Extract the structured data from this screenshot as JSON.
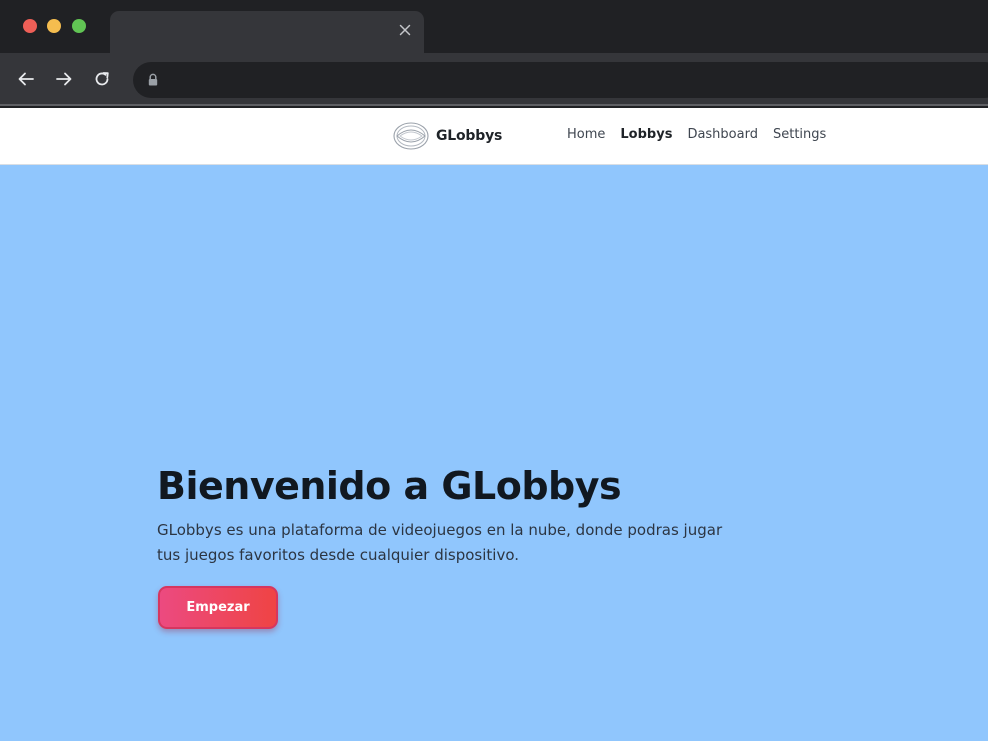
{
  "browser": {
    "tab_title": "",
    "tab_close_icon": "close-icon",
    "address": "",
    "icons": [
      "back-arrow-icon",
      "forward-arrow-icon",
      "reload-icon",
      "lock-icon"
    ]
  },
  "navbar": {
    "brand_name": "GLobbys",
    "brand_icon": "globbys-logo-icon",
    "links": [
      {
        "label": "Home",
        "active": false
      },
      {
        "label": "Lobbys",
        "active": true
      },
      {
        "label": "Dashboard",
        "active": false
      },
      {
        "label": "Settings",
        "active": false
      }
    ]
  },
  "hero": {
    "title": "Bienvenido a GLobbys",
    "description": "GLobbys es una plataforma de videojuegos en la nube, donde podras jugar tus juegos favoritos desde cualquier dispositivo.",
    "cta_label": "Empezar"
  },
  "colors": {
    "page_background": "#90c6fd",
    "cta_gradient_start": "#ec4a80",
    "cta_gradient_end": "#ef4444",
    "chrome_dark": "#202124",
    "chrome_toolbar": "#35363a"
  }
}
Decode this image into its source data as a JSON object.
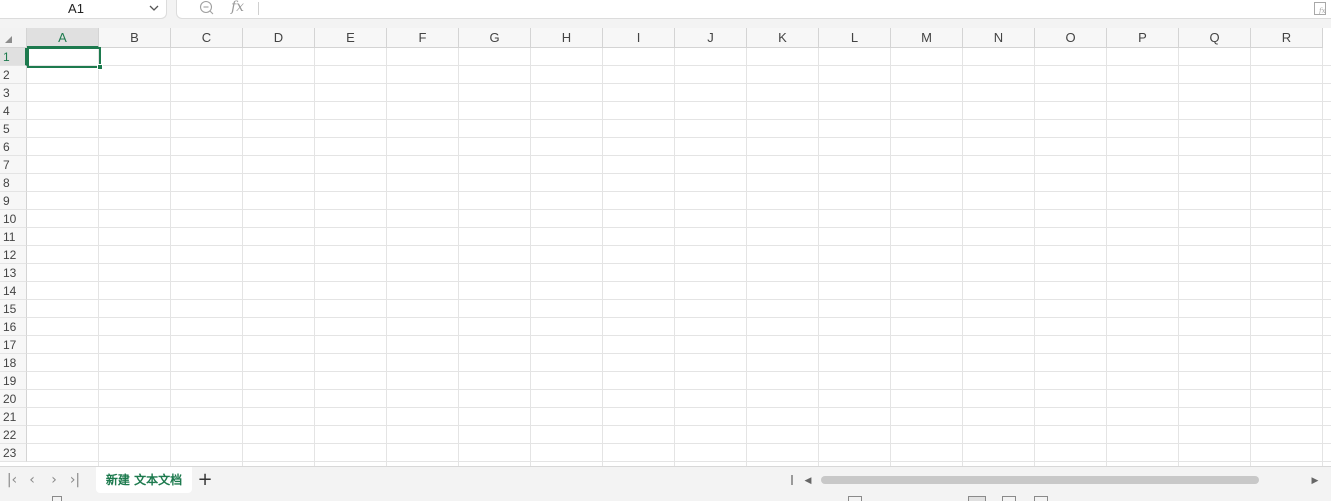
{
  "formula_bar": {
    "name_box": "A1",
    "fx_label": "fx",
    "formula_value": ""
  },
  "grid": {
    "columns": [
      "A",
      "B",
      "C",
      "D",
      "E",
      "F",
      "G",
      "H",
      "I",
      "J",
      "K",
      "L",
      "M",
      "N",
      "O",
      "P",
      "Q",
      "R"
    ],
    "rows": [
      "1",
      "2",
      "3",
      "4",
      "5",
      "6",
      "7",
      "8",
      "9",
      "10",
      "11",
      "12",
      "13",
      "14",
      "15",
      "16",
      "17",
      "18",
      "19",
      "20",
      "21",
      "22",
      "23"
    ],
    "active_cell": "A1",
    "active_column": "A",
    "active_row": "1"
  },
  "sheet_bar": {
    "tabs": [
      {
        "label": "新建 文本文档",
        "active": true
      }
    ],
    "add_label": "+",
    "nav_icons": [
      "first-sheet-icon",
      "prev-sheet-icon",
      "next-sheet-icon",
      "last-sheet-icon"
    ]
  },
  "colors": {
    "accent": "#1d7a4e",
    "header_bg": "#f7f7f7",
    "gridline": "#e4e4e4"
  }
}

##############################

* [Work to do]: In this exercise, set down all of the data exactly, without the pictures.

* [Solution below]:
Extract the structured data from this screenshot as JSON.
{
  "browser": {
    "tab_title": "",
    "tab_close_icon": "close-icon",
    "address": "",
    "icons": [
      "back-arrow-icon",
      "forward-arrow-icon",
      "reload-icon",
      "lock-icon"
    ]
  },
  "navbar": {
    "brand_name": "GLobbys",
    "brand_icon": "globbys-logo-icon",
    "links": [
      {
        "label": "Home",
        "active": false
      },
      {
        "label": "Lobbys",
        "active": true
      },
      {
        "label": "Dashboard",
        "active": false
      },
      {
        "label": "Settings",
        "active": false
      }
    ]
  },
  "hero": {
    "title": "Bienvenido a GLobbys",
    "description": "GLobbys es una plataforma de videojuegos en la nube, donde podras jugar tus juegos favoritos desde cualquier dispositivo.",
    "cta_label": "Empezar"
  },
  "colors": {
    "page_background": "#90c6fd",
    "cta_gradient_start": "#ec4a80",
    "cta_gradient_end": "#ef4444",
    "chrome_dark": "#202124",
    "chrome_toolbar": "#35363a"
  }
}
Decode this image into its source data as a JSON object.
{
  "formula_bar": {
    "name_box": "A1",
    "fx_label": "fx",
    "formula_value": ""
  },
  "grid": {
    "columns": [
      "A",
      "B",
      "C",
      "D",
      "E",
      "F",
      "G",
      "H",
      "I",
      "J",
      "K",
      "L",
      "M",
      "N",
      "O",
      "P",
      "Q",
      "R"
    ],
    "rows": [
      "1",
      "2",
      "3",
      "4",
      "5",
      "6",
      "7",
      "8",
      "9",
      "10",
      "11",
      "12",
      "13",
      "14",
      "15",
      "16",
      "17",
      "18",
      "19",
      "20",
      "21",
      "22",
      "23"
    ],
    "active_cell": "A1",
    "active_column": "A",
    "active_row": "1"
  },
  "sheet_bar": {
    "tabs": [
      {
        "label": "新建 文本文档",
        "active": true
      }
    ],
    "add_label": "+",
    "nav_icons": [
      "first-sheet-icon",
      "prev-sheet-icon",
      "next-sheet-icon",
      "last-sheet-icon"
    ]
  },
  "colors": {
    "accent": "#1d7a4e",
    "header_bg": "#f7f7f7",
    "gridline": "#e4e4e4"
  }
}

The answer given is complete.